- DIRECTIONS:
Copy every line that holds "screenshot".

┌─ PROVIDED RECORDS

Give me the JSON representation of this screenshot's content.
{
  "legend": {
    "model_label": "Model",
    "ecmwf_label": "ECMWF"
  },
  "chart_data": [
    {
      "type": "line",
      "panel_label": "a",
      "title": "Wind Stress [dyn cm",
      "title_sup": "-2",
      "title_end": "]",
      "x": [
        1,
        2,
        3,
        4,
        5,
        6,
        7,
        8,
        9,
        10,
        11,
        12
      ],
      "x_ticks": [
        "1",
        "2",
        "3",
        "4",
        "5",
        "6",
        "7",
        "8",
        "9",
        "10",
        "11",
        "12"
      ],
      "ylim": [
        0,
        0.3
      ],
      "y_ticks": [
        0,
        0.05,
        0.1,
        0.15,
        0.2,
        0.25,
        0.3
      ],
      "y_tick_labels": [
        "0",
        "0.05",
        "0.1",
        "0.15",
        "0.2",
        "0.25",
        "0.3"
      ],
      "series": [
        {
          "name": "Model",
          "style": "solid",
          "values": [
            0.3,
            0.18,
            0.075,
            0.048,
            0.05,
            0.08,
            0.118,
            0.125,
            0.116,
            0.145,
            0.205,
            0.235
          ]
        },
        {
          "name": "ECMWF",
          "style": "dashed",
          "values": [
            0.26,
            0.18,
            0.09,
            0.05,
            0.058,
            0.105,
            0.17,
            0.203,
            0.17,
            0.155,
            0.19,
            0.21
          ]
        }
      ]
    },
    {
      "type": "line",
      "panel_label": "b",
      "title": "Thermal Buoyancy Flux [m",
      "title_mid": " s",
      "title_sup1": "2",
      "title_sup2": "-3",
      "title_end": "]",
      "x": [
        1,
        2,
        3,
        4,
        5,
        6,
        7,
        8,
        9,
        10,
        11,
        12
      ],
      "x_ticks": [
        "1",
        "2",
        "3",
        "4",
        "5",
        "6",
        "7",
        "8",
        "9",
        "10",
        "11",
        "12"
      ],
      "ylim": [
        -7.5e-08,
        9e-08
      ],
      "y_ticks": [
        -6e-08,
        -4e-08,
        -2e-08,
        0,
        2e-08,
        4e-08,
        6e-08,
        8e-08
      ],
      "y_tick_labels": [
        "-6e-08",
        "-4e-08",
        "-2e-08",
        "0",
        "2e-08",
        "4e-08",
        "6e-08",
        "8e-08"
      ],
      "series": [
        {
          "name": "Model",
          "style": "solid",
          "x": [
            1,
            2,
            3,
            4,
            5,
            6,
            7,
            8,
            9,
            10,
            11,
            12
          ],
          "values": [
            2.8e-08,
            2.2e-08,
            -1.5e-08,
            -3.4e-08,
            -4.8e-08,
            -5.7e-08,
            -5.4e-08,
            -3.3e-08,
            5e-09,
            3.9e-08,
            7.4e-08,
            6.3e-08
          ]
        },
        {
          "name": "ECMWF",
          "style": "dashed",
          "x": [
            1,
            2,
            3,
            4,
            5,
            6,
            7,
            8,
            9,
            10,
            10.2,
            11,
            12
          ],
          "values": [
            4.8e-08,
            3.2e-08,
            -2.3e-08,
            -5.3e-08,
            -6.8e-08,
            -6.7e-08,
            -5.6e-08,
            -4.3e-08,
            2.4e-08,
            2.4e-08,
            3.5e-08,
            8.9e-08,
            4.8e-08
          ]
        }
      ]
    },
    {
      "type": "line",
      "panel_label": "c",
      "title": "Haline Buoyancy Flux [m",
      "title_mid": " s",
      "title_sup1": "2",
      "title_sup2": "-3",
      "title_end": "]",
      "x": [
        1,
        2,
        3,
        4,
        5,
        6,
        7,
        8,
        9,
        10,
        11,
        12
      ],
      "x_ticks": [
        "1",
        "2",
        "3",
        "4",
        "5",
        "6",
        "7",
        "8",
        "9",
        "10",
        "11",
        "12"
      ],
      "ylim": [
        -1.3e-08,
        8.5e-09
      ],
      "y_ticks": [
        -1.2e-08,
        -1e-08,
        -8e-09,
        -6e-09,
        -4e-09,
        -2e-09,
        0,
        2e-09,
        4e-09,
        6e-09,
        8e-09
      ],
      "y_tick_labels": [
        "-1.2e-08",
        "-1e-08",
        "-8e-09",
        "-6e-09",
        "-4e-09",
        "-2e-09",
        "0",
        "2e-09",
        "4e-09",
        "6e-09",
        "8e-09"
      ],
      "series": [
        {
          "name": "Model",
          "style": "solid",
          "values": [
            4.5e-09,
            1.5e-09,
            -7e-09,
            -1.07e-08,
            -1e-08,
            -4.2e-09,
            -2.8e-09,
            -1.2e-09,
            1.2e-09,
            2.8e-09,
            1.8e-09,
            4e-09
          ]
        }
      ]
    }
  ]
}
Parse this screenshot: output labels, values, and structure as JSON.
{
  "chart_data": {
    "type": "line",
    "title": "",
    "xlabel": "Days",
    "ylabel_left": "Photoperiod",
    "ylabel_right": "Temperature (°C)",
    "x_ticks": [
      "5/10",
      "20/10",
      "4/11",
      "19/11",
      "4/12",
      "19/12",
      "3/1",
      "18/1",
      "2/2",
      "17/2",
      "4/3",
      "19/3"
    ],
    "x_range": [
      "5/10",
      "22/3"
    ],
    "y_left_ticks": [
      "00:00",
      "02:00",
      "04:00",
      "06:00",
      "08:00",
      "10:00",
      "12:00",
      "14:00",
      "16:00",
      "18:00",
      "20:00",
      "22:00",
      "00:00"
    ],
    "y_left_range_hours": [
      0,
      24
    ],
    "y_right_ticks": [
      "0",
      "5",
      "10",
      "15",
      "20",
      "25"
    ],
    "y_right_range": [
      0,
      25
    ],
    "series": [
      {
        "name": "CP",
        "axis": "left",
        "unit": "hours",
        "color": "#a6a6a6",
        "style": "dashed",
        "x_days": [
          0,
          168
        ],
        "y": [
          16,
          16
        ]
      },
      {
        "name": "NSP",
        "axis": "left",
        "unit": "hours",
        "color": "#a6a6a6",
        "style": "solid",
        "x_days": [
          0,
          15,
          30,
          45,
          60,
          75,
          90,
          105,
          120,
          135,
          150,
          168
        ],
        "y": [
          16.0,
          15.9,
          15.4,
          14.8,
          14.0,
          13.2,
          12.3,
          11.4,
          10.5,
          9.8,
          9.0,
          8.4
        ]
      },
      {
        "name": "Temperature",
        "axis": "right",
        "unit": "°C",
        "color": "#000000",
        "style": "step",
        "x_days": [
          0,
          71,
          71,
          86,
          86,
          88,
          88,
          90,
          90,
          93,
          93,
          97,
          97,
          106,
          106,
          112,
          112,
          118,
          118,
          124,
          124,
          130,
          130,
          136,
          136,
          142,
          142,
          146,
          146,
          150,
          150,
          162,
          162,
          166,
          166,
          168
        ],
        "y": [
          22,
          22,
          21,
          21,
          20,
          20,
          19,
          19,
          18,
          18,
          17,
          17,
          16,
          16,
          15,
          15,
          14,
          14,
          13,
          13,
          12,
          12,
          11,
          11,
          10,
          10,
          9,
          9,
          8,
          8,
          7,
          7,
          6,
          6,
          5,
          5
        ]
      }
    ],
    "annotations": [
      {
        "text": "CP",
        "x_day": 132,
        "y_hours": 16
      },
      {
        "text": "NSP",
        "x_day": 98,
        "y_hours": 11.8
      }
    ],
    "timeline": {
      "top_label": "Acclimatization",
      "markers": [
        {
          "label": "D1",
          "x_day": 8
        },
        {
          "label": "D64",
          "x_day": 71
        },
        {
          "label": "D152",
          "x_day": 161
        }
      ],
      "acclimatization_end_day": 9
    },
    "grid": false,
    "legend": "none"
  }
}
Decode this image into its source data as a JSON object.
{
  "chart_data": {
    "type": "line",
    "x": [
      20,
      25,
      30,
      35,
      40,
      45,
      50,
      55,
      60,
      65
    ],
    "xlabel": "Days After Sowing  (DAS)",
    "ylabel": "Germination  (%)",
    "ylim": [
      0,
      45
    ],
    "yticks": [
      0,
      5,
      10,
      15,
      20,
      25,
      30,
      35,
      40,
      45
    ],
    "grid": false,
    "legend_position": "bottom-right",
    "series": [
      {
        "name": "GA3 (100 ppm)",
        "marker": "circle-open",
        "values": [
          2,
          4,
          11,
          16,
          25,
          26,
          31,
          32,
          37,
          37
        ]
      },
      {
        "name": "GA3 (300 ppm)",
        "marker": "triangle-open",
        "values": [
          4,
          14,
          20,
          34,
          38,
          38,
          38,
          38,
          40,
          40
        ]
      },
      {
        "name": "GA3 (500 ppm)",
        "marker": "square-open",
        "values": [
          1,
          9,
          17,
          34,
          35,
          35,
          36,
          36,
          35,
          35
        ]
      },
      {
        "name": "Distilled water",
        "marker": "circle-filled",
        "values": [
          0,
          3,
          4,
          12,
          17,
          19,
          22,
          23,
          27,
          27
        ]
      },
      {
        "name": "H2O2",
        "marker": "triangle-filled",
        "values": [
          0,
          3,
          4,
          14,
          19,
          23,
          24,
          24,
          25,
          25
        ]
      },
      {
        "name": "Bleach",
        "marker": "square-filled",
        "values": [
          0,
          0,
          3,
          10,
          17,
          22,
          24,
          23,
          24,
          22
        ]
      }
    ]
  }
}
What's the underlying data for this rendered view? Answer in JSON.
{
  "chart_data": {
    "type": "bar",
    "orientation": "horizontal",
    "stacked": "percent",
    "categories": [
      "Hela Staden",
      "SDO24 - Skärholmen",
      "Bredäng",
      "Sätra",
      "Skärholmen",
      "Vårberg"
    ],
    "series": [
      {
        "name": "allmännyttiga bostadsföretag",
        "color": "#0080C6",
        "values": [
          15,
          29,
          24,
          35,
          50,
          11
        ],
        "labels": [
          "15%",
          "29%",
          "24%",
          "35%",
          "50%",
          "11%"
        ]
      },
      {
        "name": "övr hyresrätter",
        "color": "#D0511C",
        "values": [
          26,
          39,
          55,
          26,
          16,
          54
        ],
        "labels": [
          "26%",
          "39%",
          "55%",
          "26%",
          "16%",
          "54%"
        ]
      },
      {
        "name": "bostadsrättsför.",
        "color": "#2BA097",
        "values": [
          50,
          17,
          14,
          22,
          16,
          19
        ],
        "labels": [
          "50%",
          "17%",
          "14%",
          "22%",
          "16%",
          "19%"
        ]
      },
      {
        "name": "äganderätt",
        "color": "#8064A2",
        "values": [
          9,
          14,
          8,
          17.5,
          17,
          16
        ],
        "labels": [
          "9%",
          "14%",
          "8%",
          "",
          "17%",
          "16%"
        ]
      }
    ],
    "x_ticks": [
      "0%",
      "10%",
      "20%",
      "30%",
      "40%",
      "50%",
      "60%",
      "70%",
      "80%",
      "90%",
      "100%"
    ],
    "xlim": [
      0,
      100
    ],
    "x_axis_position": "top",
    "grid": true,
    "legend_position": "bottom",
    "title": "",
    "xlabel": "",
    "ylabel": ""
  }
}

└─

- FULL SOLUTION:
Give me the JSON representation of this screenshot's content.
Parse this screenshot: output labels, values, and structure as JSON.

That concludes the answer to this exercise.